- The input
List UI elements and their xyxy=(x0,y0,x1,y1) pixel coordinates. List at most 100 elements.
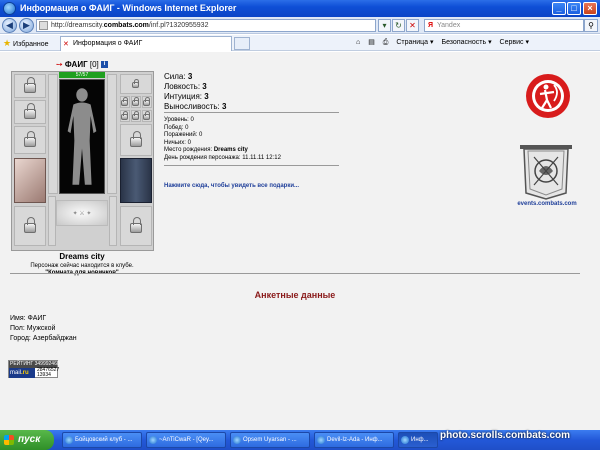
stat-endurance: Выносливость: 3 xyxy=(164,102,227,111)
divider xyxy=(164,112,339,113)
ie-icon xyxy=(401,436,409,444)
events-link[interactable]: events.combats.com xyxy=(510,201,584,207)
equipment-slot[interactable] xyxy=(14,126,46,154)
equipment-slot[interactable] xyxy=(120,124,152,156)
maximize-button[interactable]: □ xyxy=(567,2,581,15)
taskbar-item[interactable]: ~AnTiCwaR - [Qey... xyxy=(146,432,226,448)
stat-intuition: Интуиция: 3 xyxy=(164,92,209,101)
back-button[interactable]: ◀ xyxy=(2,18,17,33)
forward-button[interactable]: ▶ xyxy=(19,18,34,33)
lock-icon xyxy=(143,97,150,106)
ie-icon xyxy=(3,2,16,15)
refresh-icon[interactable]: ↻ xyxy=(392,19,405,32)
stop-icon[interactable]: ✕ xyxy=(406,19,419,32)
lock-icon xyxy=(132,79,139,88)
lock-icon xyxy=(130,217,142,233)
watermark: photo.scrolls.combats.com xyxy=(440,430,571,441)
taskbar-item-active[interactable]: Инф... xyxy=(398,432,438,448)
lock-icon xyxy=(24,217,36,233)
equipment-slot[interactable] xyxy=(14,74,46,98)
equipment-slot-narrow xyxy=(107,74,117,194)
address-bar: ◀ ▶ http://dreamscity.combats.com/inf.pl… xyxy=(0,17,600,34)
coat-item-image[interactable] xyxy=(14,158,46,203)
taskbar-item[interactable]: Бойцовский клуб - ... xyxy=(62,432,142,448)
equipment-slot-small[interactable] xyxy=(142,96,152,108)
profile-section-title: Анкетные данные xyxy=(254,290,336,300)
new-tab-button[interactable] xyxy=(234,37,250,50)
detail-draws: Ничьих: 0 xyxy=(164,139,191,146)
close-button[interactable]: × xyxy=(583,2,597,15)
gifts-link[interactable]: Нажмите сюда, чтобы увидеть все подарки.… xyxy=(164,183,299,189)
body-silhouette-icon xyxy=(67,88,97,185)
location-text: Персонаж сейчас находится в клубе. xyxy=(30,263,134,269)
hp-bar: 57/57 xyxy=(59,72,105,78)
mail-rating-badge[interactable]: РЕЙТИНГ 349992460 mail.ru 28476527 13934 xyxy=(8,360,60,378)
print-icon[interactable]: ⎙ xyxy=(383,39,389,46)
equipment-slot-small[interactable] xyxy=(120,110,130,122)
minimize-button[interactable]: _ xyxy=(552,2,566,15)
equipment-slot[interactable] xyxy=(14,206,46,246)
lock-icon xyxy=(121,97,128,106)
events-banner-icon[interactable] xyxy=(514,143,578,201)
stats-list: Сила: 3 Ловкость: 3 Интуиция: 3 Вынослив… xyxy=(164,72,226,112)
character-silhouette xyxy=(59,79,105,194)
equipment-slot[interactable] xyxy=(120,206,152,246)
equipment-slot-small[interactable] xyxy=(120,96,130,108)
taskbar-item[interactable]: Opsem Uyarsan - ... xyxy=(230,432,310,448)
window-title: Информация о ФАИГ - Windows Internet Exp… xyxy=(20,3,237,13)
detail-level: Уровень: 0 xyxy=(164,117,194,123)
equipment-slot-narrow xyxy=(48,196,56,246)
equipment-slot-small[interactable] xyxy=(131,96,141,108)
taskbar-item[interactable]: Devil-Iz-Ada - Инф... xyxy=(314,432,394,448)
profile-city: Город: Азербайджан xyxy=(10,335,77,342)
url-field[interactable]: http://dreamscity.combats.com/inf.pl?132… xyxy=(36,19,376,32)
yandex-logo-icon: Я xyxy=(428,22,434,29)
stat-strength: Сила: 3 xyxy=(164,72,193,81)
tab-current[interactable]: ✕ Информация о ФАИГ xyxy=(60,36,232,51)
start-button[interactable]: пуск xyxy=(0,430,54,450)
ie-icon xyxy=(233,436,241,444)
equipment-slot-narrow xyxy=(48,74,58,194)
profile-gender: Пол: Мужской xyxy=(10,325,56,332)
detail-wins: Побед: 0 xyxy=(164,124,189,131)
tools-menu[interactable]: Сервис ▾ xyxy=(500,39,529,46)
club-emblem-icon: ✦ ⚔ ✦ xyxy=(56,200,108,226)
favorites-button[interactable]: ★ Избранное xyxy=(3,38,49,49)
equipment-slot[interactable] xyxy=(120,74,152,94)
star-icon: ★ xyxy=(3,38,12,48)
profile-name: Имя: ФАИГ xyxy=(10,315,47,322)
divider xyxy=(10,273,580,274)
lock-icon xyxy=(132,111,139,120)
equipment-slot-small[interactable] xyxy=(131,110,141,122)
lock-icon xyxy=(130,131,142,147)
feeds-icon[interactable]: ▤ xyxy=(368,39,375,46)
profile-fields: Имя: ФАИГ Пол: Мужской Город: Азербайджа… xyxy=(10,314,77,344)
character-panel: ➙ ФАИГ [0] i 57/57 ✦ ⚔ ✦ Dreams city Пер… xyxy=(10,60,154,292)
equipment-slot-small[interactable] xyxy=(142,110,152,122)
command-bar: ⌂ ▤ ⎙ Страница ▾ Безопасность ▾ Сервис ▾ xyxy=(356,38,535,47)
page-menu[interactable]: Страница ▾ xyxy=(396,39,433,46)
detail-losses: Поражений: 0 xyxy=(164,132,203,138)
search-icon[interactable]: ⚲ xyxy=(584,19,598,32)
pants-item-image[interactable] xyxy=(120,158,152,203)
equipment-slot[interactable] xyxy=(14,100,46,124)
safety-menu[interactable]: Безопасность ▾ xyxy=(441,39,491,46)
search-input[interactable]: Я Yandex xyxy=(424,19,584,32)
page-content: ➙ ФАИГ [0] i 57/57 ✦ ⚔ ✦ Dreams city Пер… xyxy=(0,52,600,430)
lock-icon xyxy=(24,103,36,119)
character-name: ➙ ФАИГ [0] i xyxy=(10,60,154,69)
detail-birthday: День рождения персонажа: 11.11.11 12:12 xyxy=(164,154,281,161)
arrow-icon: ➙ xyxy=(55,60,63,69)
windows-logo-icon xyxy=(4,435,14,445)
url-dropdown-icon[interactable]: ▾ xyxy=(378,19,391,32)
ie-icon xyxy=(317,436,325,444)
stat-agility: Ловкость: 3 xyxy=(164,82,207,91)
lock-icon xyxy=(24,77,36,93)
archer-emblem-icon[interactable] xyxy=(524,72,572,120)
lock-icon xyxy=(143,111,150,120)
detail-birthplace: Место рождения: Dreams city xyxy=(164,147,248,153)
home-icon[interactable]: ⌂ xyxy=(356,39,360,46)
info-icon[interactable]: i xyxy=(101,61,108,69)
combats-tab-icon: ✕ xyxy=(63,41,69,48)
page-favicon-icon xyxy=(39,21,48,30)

...

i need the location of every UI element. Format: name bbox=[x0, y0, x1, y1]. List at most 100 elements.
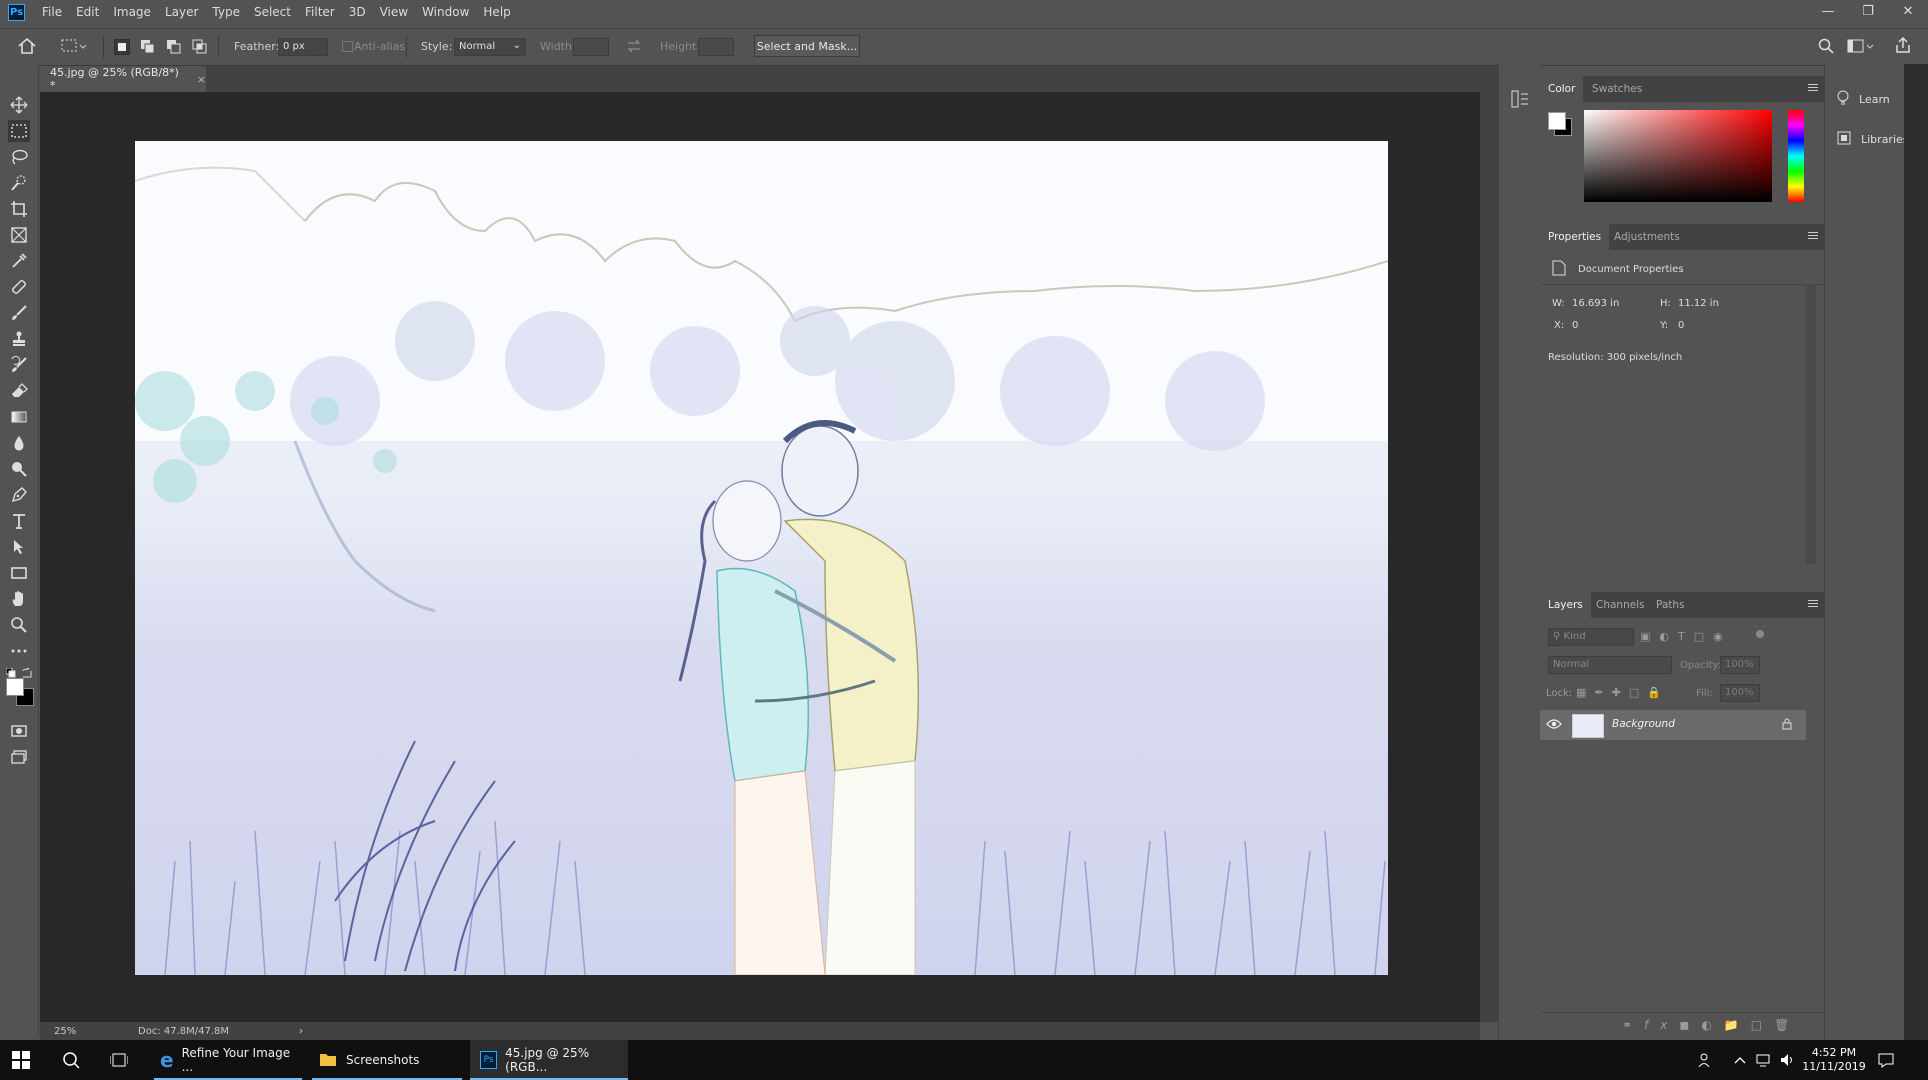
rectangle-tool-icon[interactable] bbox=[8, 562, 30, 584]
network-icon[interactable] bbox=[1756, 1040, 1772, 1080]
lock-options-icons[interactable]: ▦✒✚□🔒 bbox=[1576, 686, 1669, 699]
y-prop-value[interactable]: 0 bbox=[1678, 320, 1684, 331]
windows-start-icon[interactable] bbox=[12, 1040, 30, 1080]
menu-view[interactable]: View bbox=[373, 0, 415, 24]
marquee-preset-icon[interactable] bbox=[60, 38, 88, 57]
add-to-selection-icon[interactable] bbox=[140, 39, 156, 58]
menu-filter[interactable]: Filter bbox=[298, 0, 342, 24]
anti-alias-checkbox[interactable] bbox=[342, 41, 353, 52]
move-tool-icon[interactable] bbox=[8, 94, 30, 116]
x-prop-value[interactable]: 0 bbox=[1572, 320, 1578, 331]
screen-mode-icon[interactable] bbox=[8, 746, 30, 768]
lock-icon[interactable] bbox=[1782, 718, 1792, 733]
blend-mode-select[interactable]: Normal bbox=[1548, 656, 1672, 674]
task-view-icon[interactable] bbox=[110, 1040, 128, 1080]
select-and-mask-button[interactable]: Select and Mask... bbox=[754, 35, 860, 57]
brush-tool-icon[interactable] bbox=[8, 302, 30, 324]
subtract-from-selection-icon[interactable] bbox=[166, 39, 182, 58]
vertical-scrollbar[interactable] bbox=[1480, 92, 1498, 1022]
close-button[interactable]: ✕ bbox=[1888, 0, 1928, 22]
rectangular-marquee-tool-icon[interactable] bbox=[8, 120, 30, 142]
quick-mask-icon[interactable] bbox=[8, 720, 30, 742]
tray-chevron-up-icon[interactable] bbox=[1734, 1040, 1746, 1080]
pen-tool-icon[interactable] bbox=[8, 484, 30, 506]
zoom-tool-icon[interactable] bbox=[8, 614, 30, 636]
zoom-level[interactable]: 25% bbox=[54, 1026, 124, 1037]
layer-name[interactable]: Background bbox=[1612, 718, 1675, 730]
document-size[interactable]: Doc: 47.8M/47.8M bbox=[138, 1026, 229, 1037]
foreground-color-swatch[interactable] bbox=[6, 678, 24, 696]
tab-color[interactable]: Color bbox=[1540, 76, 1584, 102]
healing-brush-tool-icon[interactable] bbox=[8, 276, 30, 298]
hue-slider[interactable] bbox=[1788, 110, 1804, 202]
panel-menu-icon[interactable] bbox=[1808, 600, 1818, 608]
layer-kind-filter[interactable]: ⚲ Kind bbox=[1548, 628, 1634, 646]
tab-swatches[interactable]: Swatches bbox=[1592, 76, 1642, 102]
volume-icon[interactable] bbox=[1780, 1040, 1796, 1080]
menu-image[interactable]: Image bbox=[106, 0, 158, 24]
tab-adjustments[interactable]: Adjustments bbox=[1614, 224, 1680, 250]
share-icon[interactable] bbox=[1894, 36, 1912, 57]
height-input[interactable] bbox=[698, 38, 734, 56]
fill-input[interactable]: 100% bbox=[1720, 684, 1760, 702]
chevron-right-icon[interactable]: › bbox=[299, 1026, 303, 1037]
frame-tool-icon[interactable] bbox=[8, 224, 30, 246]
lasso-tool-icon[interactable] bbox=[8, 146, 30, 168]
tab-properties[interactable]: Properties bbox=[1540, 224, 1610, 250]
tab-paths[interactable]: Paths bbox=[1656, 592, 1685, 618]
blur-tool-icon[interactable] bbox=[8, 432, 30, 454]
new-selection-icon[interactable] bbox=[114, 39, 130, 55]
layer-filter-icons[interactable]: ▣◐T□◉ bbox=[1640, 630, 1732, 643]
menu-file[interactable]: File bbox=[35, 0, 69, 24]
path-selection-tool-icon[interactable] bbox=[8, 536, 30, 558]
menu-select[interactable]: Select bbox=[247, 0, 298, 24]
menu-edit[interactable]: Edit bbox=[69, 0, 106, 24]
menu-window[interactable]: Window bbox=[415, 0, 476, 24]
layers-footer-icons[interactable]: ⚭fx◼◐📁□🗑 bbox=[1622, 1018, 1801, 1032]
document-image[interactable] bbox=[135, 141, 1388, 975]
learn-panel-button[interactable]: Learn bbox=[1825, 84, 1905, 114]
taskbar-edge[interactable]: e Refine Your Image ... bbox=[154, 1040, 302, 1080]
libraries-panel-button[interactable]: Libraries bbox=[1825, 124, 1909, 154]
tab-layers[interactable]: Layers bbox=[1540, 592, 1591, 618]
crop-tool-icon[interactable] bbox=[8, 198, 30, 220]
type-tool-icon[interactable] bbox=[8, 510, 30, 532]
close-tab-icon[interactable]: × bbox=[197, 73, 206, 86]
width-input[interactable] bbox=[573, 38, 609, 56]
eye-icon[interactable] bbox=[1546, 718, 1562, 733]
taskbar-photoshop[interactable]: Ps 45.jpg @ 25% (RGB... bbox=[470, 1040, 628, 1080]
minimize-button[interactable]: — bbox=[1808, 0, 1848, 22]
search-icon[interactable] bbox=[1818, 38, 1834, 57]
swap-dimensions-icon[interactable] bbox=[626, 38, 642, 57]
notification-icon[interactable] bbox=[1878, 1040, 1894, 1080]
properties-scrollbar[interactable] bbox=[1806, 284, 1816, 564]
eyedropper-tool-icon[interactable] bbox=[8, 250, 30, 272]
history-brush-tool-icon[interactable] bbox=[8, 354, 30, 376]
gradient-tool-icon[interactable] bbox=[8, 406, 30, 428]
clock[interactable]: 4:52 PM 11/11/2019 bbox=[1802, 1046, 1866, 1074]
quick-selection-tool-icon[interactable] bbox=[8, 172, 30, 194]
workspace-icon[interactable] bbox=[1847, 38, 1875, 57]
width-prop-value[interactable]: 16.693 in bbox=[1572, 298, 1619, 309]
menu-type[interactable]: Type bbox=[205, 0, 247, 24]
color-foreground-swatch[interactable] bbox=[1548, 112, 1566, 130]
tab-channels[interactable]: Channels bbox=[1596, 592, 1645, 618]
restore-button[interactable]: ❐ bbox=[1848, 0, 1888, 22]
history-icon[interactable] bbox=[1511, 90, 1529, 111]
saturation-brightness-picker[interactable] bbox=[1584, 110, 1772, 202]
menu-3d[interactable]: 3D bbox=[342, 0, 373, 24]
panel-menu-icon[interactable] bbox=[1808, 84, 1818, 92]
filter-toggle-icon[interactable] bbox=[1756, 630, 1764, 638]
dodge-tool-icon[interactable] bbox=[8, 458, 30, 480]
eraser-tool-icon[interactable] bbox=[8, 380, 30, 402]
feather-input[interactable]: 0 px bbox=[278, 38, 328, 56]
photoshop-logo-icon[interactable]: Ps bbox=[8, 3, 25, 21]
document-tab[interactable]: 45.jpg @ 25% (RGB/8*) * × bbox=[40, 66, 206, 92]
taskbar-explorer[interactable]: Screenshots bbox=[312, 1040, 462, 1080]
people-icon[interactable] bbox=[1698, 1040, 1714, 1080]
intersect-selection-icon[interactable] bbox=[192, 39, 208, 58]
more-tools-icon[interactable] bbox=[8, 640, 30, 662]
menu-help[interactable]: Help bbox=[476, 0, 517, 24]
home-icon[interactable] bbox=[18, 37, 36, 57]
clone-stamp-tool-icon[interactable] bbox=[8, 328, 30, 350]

- What is asked
Could you turn the listing, from the line with "rectangle-tool-icon[interactable] bbox=[8, 562, 30, 584]" to the line with "layer-name[interactable]: Background bbox=[1612, 718, 1675, 730]", into a Markdown table with a Row column numbering each line and an Entry column holding the line itself, leaving out any blank lines?

- Solution to the exercise
| Row | Entry |
|---|---|
| 1 | rectangle-tool-icon[interactable] bbox=[8, 562, 30, 584] |
| 2 | network-icon[interactable] bbox=[1756, 1040, 1772, 1080] |
| 3 | lock-options-icons[interactable]: ▦✒✚□🔒 bbox=[1576, 686, 1669, 699] |
| 4 | y-prop-value[interactable]: 0 bbox=[1678, 320, 1684, 331] |
| 5 | windows-start-icon[interactable] bbox=[12, 1040, 30, 1080] |
| 6 | menu-view[interactable]: View bbox=[373, 0, 415, 24] |
| 7 | marquee-preset-icon[interactable] bbox=[60, 38, 88, 57] |
| 8 | add-to-selection-icon[interactable] bbox=[140, 39, 156, 58] |
| 9 | menu-filter[interactable]: Filter bbox=[298, 0, 342, 24] |
| 10 | anti-alias-checkbox[interactable] bbox=[342, 41, 353, 52] |
| 11 | move-tool-icon[interactable] bbox=[8, 94, 30, 116] |
| 12 | x-prop-value[interactable]: 0 bbox=[1572, 320, 1578, 331] |
| 13 | screen-mode-icon[interactable] bbox=[8, 746, 30, 768] |
| 14 | lock-icon[interactable] bbox=[1782, 718, 1792, 733] |
| 15 | blend-mode-select[interactable]: Normal bbox=[1548, 656, 1672, 674] |
| 16 | task-view-icon[interactable] bbox=[110, 1040, 128, 1080] |
| 17 | select-and-mask-button[interactable]: Select and Mask... bbox=[754, 35, 860, 57] |
| 18 | brush-tool-icon[interactable] bbox=[8, 302, 30, 324] |
| 19 | subtract-from-selection-icon[interactable] bbox=[166, 39, 182, 58] |
| 20 | vertical-scrollbar[interactable] bbox=[1480, 92, 1498, 1022] |
| 21 | close-button[interactable]: ✕ bbox=[1888, 0, 1928, 22] |
| 22 | rectangular-marquee-tool-icon[interactable] bbox=[8, 120, 30, 142] |
| 23 | quick-mask-icon[interactable] bbox=[8, 720, 30, 742] |
| 24 | tray-chevron-up-icon[interactable] bbox=[1734, 1040, 1746, 1080] |
| 25 | pen-tool-icon[interactable] bbox=[8, 484, 30, 506] |
| 26 | zoom-tool-icon[interactable] bbox=[8, 614, 30, 636] |
| 27 | zoom-level[interactable]: 25% bbox=[54, 1026, 124, 1037] |
| 28 | layer-name[interactable]: Background bbox=[1612, 718, 1675, 730] |